--- INSTRUCTIONS FOR THE TASK ---
Restate the entries word for word, omitting nothing.

--- ENTRIES PROVIDED ---
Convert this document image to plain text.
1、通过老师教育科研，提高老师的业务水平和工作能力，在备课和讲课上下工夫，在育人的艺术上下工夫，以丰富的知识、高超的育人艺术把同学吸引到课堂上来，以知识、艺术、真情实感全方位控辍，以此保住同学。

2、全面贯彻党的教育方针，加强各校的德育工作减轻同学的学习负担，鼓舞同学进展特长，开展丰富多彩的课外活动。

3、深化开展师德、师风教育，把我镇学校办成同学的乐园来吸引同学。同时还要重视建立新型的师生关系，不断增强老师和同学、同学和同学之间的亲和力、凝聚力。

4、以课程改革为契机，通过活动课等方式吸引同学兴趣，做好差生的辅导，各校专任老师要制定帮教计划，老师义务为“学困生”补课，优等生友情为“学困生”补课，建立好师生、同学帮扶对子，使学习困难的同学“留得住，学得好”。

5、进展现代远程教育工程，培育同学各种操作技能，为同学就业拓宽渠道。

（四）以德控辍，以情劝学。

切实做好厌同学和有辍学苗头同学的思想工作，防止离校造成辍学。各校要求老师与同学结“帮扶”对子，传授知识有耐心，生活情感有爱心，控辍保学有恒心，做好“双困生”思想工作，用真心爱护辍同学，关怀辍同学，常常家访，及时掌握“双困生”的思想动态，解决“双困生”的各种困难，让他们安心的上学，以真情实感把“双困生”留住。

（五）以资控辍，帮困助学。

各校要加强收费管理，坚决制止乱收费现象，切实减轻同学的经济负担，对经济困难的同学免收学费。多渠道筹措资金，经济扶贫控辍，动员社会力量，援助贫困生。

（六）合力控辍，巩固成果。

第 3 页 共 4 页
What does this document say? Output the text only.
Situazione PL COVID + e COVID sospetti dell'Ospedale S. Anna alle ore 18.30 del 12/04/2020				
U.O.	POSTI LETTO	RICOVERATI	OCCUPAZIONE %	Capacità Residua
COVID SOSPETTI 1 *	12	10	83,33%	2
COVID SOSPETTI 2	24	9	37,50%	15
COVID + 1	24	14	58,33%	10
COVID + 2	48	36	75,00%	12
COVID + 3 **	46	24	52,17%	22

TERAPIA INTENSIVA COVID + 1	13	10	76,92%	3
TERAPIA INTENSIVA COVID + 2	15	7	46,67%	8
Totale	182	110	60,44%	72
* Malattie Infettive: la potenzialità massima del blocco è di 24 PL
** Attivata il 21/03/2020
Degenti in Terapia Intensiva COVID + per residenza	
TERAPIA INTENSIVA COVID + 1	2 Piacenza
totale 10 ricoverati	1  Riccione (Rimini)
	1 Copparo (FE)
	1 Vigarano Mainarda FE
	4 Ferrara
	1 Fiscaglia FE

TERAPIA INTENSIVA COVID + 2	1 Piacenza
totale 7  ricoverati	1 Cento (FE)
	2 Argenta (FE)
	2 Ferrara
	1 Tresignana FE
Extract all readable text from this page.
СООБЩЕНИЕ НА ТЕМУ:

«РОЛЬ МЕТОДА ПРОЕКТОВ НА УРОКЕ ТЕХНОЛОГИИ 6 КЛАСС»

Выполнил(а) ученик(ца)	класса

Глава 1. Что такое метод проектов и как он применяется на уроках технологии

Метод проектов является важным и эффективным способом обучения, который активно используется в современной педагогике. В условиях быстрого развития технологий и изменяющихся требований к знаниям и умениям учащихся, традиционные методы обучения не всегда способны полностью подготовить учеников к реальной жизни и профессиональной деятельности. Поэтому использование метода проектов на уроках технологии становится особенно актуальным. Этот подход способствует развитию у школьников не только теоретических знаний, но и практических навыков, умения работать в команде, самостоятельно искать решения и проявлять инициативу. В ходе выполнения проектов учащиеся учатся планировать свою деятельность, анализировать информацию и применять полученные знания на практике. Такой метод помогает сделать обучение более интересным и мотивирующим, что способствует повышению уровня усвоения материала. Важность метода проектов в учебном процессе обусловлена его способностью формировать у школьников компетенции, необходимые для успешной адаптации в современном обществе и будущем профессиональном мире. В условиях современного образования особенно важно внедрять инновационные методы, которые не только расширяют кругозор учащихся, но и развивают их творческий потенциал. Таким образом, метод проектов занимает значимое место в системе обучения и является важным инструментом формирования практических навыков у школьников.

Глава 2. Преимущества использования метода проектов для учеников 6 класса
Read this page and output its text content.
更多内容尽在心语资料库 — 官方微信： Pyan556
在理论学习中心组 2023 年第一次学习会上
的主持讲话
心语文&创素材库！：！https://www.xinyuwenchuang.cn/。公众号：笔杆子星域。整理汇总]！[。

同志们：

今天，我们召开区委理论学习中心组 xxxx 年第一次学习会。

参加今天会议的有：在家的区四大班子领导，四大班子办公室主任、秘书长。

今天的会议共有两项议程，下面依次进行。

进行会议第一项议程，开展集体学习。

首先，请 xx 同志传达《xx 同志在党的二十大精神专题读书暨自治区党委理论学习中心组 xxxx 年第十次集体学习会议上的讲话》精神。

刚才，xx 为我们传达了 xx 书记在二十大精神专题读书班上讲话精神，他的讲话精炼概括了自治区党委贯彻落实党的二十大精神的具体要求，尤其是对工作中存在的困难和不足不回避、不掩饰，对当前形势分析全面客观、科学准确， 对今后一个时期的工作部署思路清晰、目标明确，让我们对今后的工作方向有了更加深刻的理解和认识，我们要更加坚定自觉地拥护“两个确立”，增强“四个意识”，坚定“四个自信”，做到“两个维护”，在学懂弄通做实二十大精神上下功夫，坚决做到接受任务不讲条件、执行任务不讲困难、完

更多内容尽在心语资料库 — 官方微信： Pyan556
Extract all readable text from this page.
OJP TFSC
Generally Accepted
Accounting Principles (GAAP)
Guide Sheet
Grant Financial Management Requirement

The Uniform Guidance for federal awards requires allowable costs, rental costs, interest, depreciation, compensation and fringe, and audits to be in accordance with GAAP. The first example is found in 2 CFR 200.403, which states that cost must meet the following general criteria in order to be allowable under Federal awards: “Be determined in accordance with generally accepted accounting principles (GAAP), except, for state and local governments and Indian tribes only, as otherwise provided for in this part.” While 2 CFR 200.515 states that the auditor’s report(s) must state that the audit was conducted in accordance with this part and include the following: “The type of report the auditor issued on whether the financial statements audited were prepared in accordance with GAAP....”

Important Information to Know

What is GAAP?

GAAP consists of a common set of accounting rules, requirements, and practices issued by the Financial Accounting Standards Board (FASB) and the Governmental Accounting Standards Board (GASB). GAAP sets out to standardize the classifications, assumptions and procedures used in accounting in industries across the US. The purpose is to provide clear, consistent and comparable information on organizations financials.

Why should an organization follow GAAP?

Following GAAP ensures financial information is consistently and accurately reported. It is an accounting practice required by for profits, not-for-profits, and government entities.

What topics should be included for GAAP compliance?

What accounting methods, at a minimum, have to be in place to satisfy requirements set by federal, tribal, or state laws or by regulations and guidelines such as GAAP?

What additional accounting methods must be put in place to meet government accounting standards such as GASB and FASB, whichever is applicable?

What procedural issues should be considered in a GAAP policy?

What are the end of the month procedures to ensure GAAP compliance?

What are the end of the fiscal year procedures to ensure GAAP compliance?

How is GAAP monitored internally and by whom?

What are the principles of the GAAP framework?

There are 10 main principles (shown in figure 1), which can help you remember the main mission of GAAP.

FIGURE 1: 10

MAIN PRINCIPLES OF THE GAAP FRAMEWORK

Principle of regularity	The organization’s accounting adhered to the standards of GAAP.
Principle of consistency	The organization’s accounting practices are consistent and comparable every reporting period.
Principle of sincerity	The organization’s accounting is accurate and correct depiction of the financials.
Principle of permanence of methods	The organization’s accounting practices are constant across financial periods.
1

--- RESULT ---
Convert this document image to plain text.
1、通过老师教育科研，提高老师的业务水平和工作能力，在备课和讲课上下工夫，在育人的艺术上下工夫，以丰富的知识、高超的育人艺术把同学吸引到课堂上来，以知识、艺术、真情实感全方位控辍，以此保住同学。

2、全面贯彻党的教育方针，加强各校的德育工作减轻同学的学习负担，鼓舞同学进展特长，开展丰富多彩的课外活动。

3、深化开展师德、师风教育，把我镇学校办成同学的乐园来吸引同学。同时还要重视建立新型的师生关系，不断增强老师和同学、同学和同学之间的亲和力、凝聚力。

4、以课程改革为契机，通过活动课等方式吸引同学兴趣，做好差生的辅导，各校专任老师要制定帮教计划，老师义务为“学困生”补课，优等生友情为“学困生”补课，建立好师生、同学帮扶对子，使学习困难的同学“留得住，学得好”。

5、进展现代远程教育工程，培育同学各种操作技能，为同学就业拓宽渠道。

（四）以德控辍，以情劝学。

切实做好厌同学和有辍学苗头同学的思想工作，防止离校造成辍学。各校要求老师与同学结“帮扶”对子，传授知识有耐心，生活情感有爱心，控辍保学有恒心，做好“双困生”思想工作，用真心爱护辍同学，关怀辍同学，常常家访，及时掌握“双困生”的思想动态，解决“双困生”的各种困难，让他们安心的上学，以真情实感把“双困生”留住。

（五）以资控辍，帮困助学。

各校要加强收费管理，坚决制止乱收费现象，切实减轻同学的经济负担，对经济困难的同学免收学费。多渠道筹措资金，经济扶贫控辍，动员社会力量，援助贫困生。

（六）合力控辍，巩固成果。

第 3 页 共 4 页
What does this document say? Output the text only.
Situazione PL COVID + e COVID sospetti dell'Ospedale S. Anna alle ore 18.30 del 12/04/2020				
U.O.	POSTI LETTO	RICOVERATI	OCCUPAZIONE %	Capacità Residua
COVID SOSPETTI 1 *	12	10	83,33%	2
COVID SOSPETTI 2	24	9	37,50%	15
COVID + 1	24	14	58,33%	10
COVID + 2	48	36	75,00%	12
COVID + 3 **	46	24	52,17%	22

TERAPIA INTENSIVA COVID + 1	13	10	76,92%	3
TERAPIA INTENSIVA COVID + 2	15	7	46,67%	8
Totale	182	110	60,44%	72
* Malattie Infettive: la potenzialità massima del blocco è di 24 PL
** Attivata il 21/03/2020
Degenti in Terapia Intensiva COVID + per residenza	
TERAPIA INTENSIVA COVID + 1	2 Piacenza
totale 10 ricoverati	1  Riccione (Rimini)
	1 Copparo (FE)
	1 Vigarano Mainarda FE
	4 Ferrara
	1 Fiscaglia FE

TERAPIA INTENSIVA COVID + 2	1 Piacenza
totale 7  ricoverati	1 Cento (FE)
	2 Argenta (FE)
	2 Ferrara
	1 Tresignana FE
Extract all readable text from this page.
СООБЩЕНИЕ НА ТЕМУ:

«РОЛЬ МЕТОДА ПРОЕКТОВ НА УРОКЕ ТЕХНОЛОГИИ 6 КЛАСС»

Выполнил(а) ученик(ца)	класса

Глава 1. Что такое метод проектов и как он применяется на уроках технологии

Метод проектов является важным и эффективным способом обучения, который активно используется в современной педагогике. В условиях быстрого развития технологий и изменяющихся требований к знаниям и умениям учащихся, традиционные методы обучения не всегда способны полностью подготовить учеников к реальной жизни и профессиональной деятельности. Поэтому использование метода проектов на уроках технологии становится особенно актуальным. Этот подход способствует развитию у школьников не только теоретических знаний, но и практических навыков, умения работать в команде, самостоятельно искать решения и проявлять инициативу. В ходе выполнения проектов учащиеся учатся планировать свою деятельность, анализировать информацию и применять полученные знания на практике. Такой метод помогает сделать обучение более интересным и мотивирующим, что способствует повышению уровня усвоения материала. Важность метода проектов в учебном процессе обусловлена его способностью формировать у школьников компетенции, необходимые для успешной адаптации в современном обществе и будущем профессиональном мире. В условиях современного образования особенно важно внедрять инновационные методы, которые не только расширяют кругозор учащихся, но и развивают их творческий потенциал. Таким образом, метод проектов занимает значимое место в системе обучения и является важным инструментом формирования практических навыков у школьников.

Глава 2. Преимущества использования метода проектов для учеников 6 класса
Read this page and output its text content.
更多内容尽在心语资料库 — 官方微信： Pyan556
在理论学习中心组 2023 年第一次学习会上
的主持讲话
心语文&创素材库！：！https://www.xinyuwenchuang.cn/。公众号：笔杆子星域。整理汇总]！[。

同志们：

今天，我们召开区委理论学习中心组 xxxx 年第一次学习会。

参加今天会议的有：在家的区四大班子领导，四大班子办公室主任、秘书长。

今天的会议共有两项议程，下面依次进行。

进行会议第一项议程，开展集体学习。

首先，请 xx 同志传达《xx 同志在党的二十大精神专题读书暨自治区党委理论学习中心组 xxxx 年第十次集体学习会议上的讲话》精神。

刚才，xx 为我们传达了 xx 书记在二十大精神专题读书班上讲话精神，他的讲话精炼概括了自治区党委贯彻落实党的二十大精神的具体要求，尤其是对工作中存在的困难和不足不回避、不掩饰，对当前形势分析全面客观、科学准确， 对今后一个时期的工作部署思路清晰、目标明确，让我们对今后的工作方向有了更加深刻的理解和认识，我们要更加坚定自觉地拥护“两个确立”，增强“四个意识”，坚定“四个自信”，做到“两个维护”，在学懂弄通做实二十大精神上下功夫，坚决做到接受任务不讲条件、执行任务不讲困难、完

更多内容尽在心语资料库 — 官方微信： Pyan556
Extract all readable text from this page.
OJP TFSC
Generally Accepted
Accounting Principles (GAAP)
Guide Sheet
Grant Financial Management Requirement

The Uniform Guidance for federal awards requires allowable costs, rental costs, interest, depreciation, compensation and fringe, and audits to be in accordance with GAAP. The first example is found in 2 CFR 200.403, which states that cost must meet the following general criteria in order to be allowable under Federal awards: “Be determined in accordance with generally accepted accounting principles (GAAP), except, for state and local governments and Indian tribes only, as otherwise provided for in this part.” While 2 CFR 200.515 states that the auditor’s report(s) must state that the audit was conducted in accordance with this part and include the following: “The type of report the auditor issued on whether the financial statements audited were prepared in accordance with GAAP....”

Important Information to Know

What is GAAP?

GAAP consists of a common set of accounting rules, requirements, and practices issued by the Financial Accounting Standards Board (FASB) and the Governmental Accounting Standards Board (GASB). GAAP sets out to standardize the classifications, assumptions and procedures used in accounting in industries across the US. The purpose is to provide clear, consistent and comparable information on organizations financials.

Why should an organization follow GAAP?

Following GAAP ensures financial information is consistently and accurately reported. It is an accounting practice required by for profits, not-for-profits, and government entities.

What topics should be included for GAAP compliance?

What accounting methods, at a minimum, have to be in place to satisfy requirements set by federal, tribal, or state laws or by regulations and guidelines such as GAAP?

What additional accounting methods must be put in place to meet government accounting standards such as GASB and FASB, whichever is applicable?

What procedural issues should be considered in a GAAP policy?

What are the end of the month procedures to ensure GAAP compliance?

What are the end of the fiscal year procedures to ensure GAAP compliance?

How is GAAP monitored internally and by whom?

What are the principles of the GAAP framework?

There are 10 main principles (shown in figure 1), which can help you remember the main mission of GAAP.

FIGURE 1: 10

MAIN PRINCIPLES OF THE GAAP FRAMEWORK

Principle of regularity	The organization’s accounting adhered to the standards of GAAP.
Principle of consistency	The organization’s accounting practices are consistent and comparable every reporting period.
Principle of sincerity	The organization’s accounting is accurate and correct depiction of the financials.
Principle of permanence of methods	The organization’s accounting practices are constant across financial periods.
1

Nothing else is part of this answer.